Source records
____

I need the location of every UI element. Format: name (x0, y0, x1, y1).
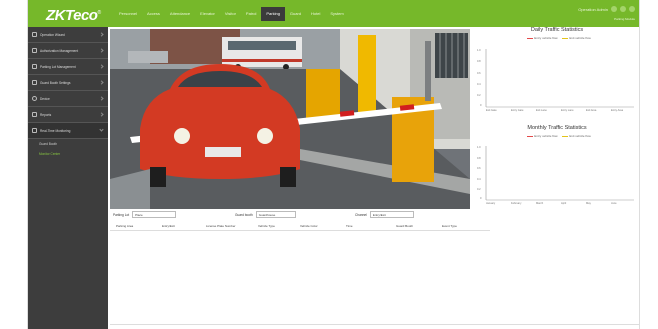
main-nav: Personnel Access Attendance Elevator Vis… (114, 7, 349, 21)
column-header[interactable]: Time (346, 224, 353, 228)
x-tick: January (486, 202, 496, 205)
y-tick: 0.4 (477, 178, 481, 181)
nav-access[interactable]: Access (142, 7, 165, 21)
chevron-icon (99, 48, 104, 53)
x-tick: Entry Gate (511, 109, 524, 112)
sidebar-item-reports[interactable]: Reports (28, 107, 108, 123)
column-header[interactable]: Event Type (442, 224, 457, 228)
guard-booth-select[interactable]: Guardhouse (255, 211, 296, 218)
monthly-chart-plot (485, 146, 634, 201)
module-subtitle: Parking Module (614, 17, 635, 21)
sidebar-subitem-monitor-center[interactable]: Monitor Center (28, 149, 108, 159)
y-tick: 0.6 (477, 167, 481, 170)
filter-bar: Parking Lot Place Guard booth Guardhouse… (110, 209, 639, 221)
nav-system[interactable]: System (325, 7, 348, 21)
monthly-traffic-chart: Monthly Traffic Statistics Entry vehicle… (474, 122, 639, 212)
top-bar: ZKTeco® Personnel Access Attendance Elev… (28, 0, 639, 27)
chevron-icon (99, 127, 104, 132)
nav-parking[interactable]: Parking (261, 7, 285, 21)
sidebar-item-operation-wizard[interactable]: Operation Wizard (28, 27, 108, 43)
daily-traffic-chart: Daily Traffic Statistics Entry vehicle f… (474, 27, 639, 122)
device-icon (32, 96, 37, 101)
y-tick: 0.2 (477, 188, 481, 191)
chevron-icon (99, 32, 104, 37)
y-tick: 1.0 (477, 49, 481, 52)
sidebar-item-parking-lot[interactable]: Parking Lot Management (28, 59, 108, 75)
y-tick: 1.0 (477, 146, 481, 149)
column-header[interactable]: Vehicle Type (258, 224, 275, 228)
chevron-icon (99, 96, 104, 101)
reports-icon (32, 112, 37, 117)
column-header[interactable]: Parking Area (116, 224, 133, 228)
nav-visitor[interactable]: Visitor (220, 7, 241, 21)
x-tick: February (511, 202, 522, 205)
y-tick: 0 (480, 104, 482, 107)
chevron-icon (99, 112, 104, 117)
x-tick: May (586, 202, 591, 205)
top-right-tools: Operation Admin Parking Module (578, 6, 635, 21)
x-tick: Entry Lane (561, 109, 574, 112)
y-tick: 0.8 (477, 60, 481, 63)
settings-icon[interactable] (620, 6, 626, 12)
guard-booth-filter: Guard booth Guardhouse (235, 211, 296, 218)
column-header[interactable]: Entry/Exit (162, 224, 175, 228)
monitoring-icon (32, 128, 37, 133)
sidebar-item-device[interactable]: Device (28, 91, 108, 107)
sidebar-subitem-guard-booth[interactable]: Guard Booth (28, 139, 108, 149)
parking-lot-icon (32, 64, 37, 69)
parking-lot-label: Parking Lot (113, 212, 130, 217)
x-tick: Exit Lane (536, 109, 547, 112)
nav-hotel[interactable]: Hotel (306, 7, 325, 21)
y-tick: 0.4 (477, 83, 481, 86)
x-tick: March (536, 202, 544, 205)
y-tick: 0.8 (477, 157, 481, 160)
nav-patrol[interactable]: Patrol (241, 7, 261, 21)
column-header[interactable]: Guard Booth (396, 224, 413, 228)
channel-filter: Channel Entry/Exit (355, 211, 414, 218)
y-tick: 0 (480, 197, 482, 200)
y-tick: 0.2 (477, 94, 481, 97)
camera-image (110, 29, 470, 209)
nav-attendance[interactable]: Attendance (165, 7, 195, 21)
x-tick: Entry Area (611, 109, 624, 112)
x-tick: Exit Area (586, 109, 597, 112)
x-tick: June (611, 202, 617, 205)
sidebar-item-real-time-monitoring[interactable]: Real-Time Monitoring (28, 123, 108, 139)
nav-personnel[interactable]: Personnel (114, 7, 142, 21)
column-header[interactable]: License Plate Number (206, 224, 236, 228)
x-tick: Exit Gate (486, 109, 497, 112)
camera-feed (110, 29, 470, 209)
authorization-icon (32, 48, 37, 53)
sidebar-item-guard-booth[interactable]: Guard Booth Settings (28, 75, 108, 91)
nav-guard[interactable]: Guard (285, 7, 306, 21)
app-window: ZKTeco® Personnel Access Attendance Elev… (27, 0, 640, 329)
zkteco-logo: ZKTeco® (46, 7, 101, 24)
help-icon[interactable] (611, 6, 617, 12)
x-tick: April (561, 202, 567, 205)
footer-divider (110, 324, 639, 325)
logout-icon[interactable] (629, 6, 635, 12)
user-name[interactable]: Operation Admin (578, 7, 608, 12)
guard-booth-label: Guard booth (235, 212, 253, 217)
daily-chart-plot (485, 49, 634, 108)
events-table-header: Parking Area Entry/Exit License Plate Nu… (110, 221, 490, 231)
column-header[interactable]: Vehicle Color (300, 224, 318, 228)
wizard-icon (32, 32, 37, 37)
parking-lot-filter: Parking Lot Place (113, 211, 177, 218)
guard-booth-icon (32, 80, 37, 85)
sidebar: Operation Wizard Authorization Managemen… (28, 27, 108, 329)
chevron-icon (99, 80, 104, 85)
parking-lot-select[interactable]: Place (132, 211, 177, 218)
nav-elevator[interactable]: Elevator (195, 7, 220, 21)
channel-label: Channel (355, 212, 367, 217)
sidebar-item-authorization[interactable]: Authorization Management (28, 43, 108, 59)
chevron-icon (99, 64, 104, 69)
y-tick: 0.6 (477, 72, 481, 75)
channel-select[interactable]: Entry/Exit (369, 211, 414, 218)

____

Aim of the task
Pull out every line in the records above that contains the word "Admin".

Response
top-right-tools: Operation Admin Parking Module (578, 6, 635, 21)
user-name[interactable]: Operation Admin (578, 7, 608, 12)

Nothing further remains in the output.